begin

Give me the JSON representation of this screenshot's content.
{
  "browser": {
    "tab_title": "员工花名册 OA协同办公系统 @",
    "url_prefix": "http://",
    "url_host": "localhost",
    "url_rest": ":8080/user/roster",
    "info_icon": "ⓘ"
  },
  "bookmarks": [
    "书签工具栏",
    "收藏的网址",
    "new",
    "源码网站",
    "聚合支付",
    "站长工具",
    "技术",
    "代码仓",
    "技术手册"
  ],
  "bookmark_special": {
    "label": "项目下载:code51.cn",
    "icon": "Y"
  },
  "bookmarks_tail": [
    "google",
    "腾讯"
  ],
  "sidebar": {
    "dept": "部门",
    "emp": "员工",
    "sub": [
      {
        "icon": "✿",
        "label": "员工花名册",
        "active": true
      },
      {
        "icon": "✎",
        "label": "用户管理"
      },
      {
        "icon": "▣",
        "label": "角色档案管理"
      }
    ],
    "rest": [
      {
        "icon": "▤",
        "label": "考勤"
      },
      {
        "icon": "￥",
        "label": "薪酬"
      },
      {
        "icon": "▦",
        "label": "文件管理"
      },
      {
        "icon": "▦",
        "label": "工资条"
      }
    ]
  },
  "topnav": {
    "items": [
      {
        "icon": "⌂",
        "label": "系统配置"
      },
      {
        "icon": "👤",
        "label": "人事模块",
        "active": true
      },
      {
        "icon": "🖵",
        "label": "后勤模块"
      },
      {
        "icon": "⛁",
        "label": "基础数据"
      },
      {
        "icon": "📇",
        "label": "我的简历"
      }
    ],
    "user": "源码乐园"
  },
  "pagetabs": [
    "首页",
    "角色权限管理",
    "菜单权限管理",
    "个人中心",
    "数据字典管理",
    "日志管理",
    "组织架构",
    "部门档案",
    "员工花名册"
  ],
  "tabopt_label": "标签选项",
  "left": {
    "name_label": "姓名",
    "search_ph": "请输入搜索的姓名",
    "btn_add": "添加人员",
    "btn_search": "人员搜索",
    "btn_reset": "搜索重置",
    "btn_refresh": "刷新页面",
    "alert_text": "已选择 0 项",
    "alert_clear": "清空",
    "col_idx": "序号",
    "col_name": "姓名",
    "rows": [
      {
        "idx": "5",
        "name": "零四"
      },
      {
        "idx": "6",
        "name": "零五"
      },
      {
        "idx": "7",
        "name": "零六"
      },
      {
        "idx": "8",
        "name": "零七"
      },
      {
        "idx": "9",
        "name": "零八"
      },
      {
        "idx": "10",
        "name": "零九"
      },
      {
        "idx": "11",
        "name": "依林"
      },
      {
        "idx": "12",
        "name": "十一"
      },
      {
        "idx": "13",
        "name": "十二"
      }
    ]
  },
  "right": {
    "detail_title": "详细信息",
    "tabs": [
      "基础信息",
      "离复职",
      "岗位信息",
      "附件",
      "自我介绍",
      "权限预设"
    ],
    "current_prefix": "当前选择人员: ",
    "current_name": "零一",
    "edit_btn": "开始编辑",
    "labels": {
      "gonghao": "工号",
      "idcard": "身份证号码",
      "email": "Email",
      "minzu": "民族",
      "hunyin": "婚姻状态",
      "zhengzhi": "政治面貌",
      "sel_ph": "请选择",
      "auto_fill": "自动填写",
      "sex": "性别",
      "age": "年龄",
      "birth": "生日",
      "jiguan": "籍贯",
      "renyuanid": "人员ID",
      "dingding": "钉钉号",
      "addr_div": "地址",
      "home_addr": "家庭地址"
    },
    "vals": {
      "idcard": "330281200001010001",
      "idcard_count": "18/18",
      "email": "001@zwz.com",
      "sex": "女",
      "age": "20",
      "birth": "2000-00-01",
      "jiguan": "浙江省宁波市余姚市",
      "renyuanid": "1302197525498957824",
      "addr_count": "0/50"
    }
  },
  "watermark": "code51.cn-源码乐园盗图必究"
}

end

- [Exercise objective]:
Write the material out again word for word.

- [Output of the exercise]:
Give me the JSON representation of this screenshot's content.
{
  "browser": {
    "tab_title": "员工花名册 OA协同办公系统 @",
    "url_prefix": "http://",
    "url_host": "localhost",
    "url_rest": ":8080/user/roster",
    "info_icon": "ⓘ"
  },
  "bookmarks": [
    "书签工具栏",
    "收藏的网址",
    "new",
    "源码网站",
    "聚合支付",
    "站长工具",
    "技术",
    "代码仓",
    "技术手册"
  ],
  "bookmark_special": {
    "label": "项目下载:code51.cn",
    "icon": "Y"
  },
  "bookmarks_tail": [
    "google",
    "腾讯"
  ],
  "sidebar": {
    "dept": "部门",
    "emp": "员工",
    "sub": [
      {
        "icon": "✿",
        "label": "员工花名册",
        "active": true
      },
      {
        "icon": "✎",
        "label": "用户管理"
      },
      {
        "icon": "▣",
        "label": "角色档案管理"
      }
    ],
    "rest": [
      {
        "icon": "▤",
        "label": "考勤"
      },
      {
        "icon": "￥",
        "label": "薪酬"
      },
      {
        "icon": "▦",
        "label": "文件管理"
      },
      {
        "icon": "▦",
        "label": "工资条"
      }
    ]
  },
  "topnav": {
    "items": [
      {
        "icon": "⌂",
        "label": "系统配置"
      },
      {
        "icon": "👤",
        "label": "人事模块",
        "active": true
      },
      {
        "icon": "🖵",
        "label": "后勤模块"
      },
      {
        "icon": "⛁",
        "label": "基础数据"
      },
      {
        "icon": "📇",
        "label": "我的简历"
      }
    ],
    "user": "源码乐园"
  },
  "pagetabs": [
    "首页",
    "角色权限管理",
    "菜单权限管理",
    "个人中心",
    "数据字典管理",
    "日志管理",
    "组织架构",
    "部门档案",
    "员工花名册"
  ],
  "tabopt_label": "标签选项",
  "left": {
    "name_label": "姓名",
    "search_ph": "请输入搜索的姓名",
    "btn_add": "添加人员",
    "btn_search": "人员搜索",
    "btn_reset": "搜索重置",
    "btn_refresh": "刷新页面",
    "alert_text": "已选择 0 项",
    "alert_clear": "清空",
    "col_idx": "序号",
    "col_name": "姓名",
    "rows": [
      {
        "idx": "5",
        "name": "零四"
      },
      {
        "idx": "6",
        "name": "零五"
      },
      {
        "idx": "7",
        "name": "零六"
      },
      {
        "idx": "8",
        "name": "零七"
      },
      {
        "idx": "9",
        "name": "零八"
      },
      {
        "idx": "10",
        "name": "零九"
      },
      {
        "idx": "11",
        "name": "依林"
      },
      {
        "idx": "12",
        "name": "十一"
      },
      {
        "idx": "13",
        "name": "十二"
      }
    ]
  },
  "right": {
    "detail_title": "详细信息",
    "tabs": [
      "基础信息",
      "离复职",
      "岗位信息",
      "附件",
      "自我介绍",
      "权限预设"
    ],
    "current_prefix": "当前选择人员: ",
    "current_name": "零一",
    "edit_btn": "开始编辑",
    "labels": {
      "gonghao": "工号",
      "idcard": "身份证号码",
      "email": "Email",
      "minzu": "民族",
      "hunyin": "婚姻状态",
      "zhengzhi": "政治面貌",
      "sel_ph": "请选择",
      "auto_fill": "自动填写",
      "sex": "性别",
      "age": "年龄",
      "birth": "生日",
      "jiguan": "籍贯",
      "renyuanid": "人员ID",
      "dingding": "钉钉号",
      "addr_div": "地址",
      "home_addr": "家庭地址"
    },
    "vals": {
      "idcard": "330281200001010001",
      "idcard_count": "18/18",
      "email": "001@zwz.com",
      "sex": "女",
      "age": "20",
      "birth": "2000-00-01",
      "jiguan": "浙江省宁波市余姚市",
      "renyuanid": "1302197525498957824",
      "addr_count": "0/50"
    }
  },
  "watermark": "code51.cn-源码乐园盗图必究"
}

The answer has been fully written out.